* _WHAT NEEDS TO BE DONE_:
Please pull out every line of the records below that contains the string "FancyArrowPatch" and copy each one in full.

* _RECORDED DATA_:
%%

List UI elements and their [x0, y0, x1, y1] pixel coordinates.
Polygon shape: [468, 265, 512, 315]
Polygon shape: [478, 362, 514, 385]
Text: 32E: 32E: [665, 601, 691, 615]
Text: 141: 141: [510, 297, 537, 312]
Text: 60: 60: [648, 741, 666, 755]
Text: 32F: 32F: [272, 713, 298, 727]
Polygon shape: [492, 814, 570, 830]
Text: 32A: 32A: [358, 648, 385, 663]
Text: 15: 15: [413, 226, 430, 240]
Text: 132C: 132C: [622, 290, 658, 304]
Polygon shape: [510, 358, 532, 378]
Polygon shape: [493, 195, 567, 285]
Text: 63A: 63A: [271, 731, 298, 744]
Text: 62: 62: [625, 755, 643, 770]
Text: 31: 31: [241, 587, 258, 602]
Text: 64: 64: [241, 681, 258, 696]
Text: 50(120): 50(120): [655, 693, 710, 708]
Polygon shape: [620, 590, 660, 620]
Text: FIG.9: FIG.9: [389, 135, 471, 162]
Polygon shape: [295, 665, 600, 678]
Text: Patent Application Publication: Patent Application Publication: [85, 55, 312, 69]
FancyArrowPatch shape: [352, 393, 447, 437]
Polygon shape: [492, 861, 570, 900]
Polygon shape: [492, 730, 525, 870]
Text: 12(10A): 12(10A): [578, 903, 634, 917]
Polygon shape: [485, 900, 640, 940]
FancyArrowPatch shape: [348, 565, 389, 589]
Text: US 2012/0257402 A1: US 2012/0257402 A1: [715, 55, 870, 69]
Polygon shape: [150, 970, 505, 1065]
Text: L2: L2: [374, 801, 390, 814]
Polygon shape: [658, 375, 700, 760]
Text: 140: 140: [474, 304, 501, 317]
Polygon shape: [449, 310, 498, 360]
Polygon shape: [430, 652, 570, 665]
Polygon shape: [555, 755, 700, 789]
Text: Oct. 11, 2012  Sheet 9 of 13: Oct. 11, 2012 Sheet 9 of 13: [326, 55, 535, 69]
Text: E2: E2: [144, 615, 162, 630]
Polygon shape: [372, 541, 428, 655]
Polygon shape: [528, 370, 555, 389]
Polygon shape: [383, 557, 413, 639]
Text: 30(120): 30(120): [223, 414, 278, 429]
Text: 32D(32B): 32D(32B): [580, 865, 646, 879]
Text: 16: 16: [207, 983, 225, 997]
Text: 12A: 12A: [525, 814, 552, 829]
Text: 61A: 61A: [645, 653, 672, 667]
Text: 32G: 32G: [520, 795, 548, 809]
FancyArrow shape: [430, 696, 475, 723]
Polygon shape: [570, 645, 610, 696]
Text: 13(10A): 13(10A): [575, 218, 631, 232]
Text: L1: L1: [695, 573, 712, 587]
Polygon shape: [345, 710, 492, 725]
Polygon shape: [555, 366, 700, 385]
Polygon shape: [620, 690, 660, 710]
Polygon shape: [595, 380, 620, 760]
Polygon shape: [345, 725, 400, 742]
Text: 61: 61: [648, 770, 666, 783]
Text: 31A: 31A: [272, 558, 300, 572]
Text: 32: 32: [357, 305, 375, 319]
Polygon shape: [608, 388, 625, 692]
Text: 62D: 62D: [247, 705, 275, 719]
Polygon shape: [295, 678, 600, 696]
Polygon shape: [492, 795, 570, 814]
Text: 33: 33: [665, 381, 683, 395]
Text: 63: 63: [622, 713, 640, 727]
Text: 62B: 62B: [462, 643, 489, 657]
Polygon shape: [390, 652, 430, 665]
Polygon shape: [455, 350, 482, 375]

%%

* _EXPECTED ANSWER_:
FancyArrowPatch shape: [352, 393, 447, 437]
FancyArrowPatch shape: [348, 565, 389, 589]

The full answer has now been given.